_OBJECTIVE_
Write each line out again exactly as written.

* BEGIN *

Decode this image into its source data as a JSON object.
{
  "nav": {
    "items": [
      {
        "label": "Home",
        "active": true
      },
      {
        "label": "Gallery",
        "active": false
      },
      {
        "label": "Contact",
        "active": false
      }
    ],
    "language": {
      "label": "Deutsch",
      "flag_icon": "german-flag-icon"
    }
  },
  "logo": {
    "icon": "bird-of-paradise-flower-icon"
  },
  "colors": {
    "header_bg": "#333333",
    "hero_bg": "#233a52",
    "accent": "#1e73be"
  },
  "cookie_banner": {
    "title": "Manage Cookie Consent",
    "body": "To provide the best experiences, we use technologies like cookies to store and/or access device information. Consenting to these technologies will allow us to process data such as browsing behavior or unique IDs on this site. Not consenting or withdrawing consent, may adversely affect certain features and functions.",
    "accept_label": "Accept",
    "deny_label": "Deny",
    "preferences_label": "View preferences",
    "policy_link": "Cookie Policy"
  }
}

* END *

_THE COMPLETED TASK_
Decode this image into its source data as a JSON object.
{
  "nav": {
    "items": [
      {
        "label": "Home",
        "active": true
      },
      {
        "label": "Gallery",
        "active": false
      },
      {
        "label": "Contact",
        "active": false
      }
    ],
    "language": {
      "label": "Deutsch",
      "flag_icon": "german-flag-icon"
    }
  },
  "logo": {
    "icon": "bird-of-paradise-flower-icon"
  },
  "colors": {
    "header_bg": "#333333",
    "hero_bg": "#233a52",
    "accent": "#1e73be"
  },
  "cookie_banner": {
    "title": "Manage Cookie Consent",
    "body": "To provide the best experiences, we use technologies like cookies to store and/or access device information. Consenting to these technologies will allow us to process data such as browsing behavior or unique IDs on this site. Not consenting or withdrawing consent, may adversely affect certain features and functions.",
    "accept_label": "Accept",
    "deny_label": "Deny",
    "preferences_label": "View preferences",
    "policy_link": "Cookie Policy"
  }
}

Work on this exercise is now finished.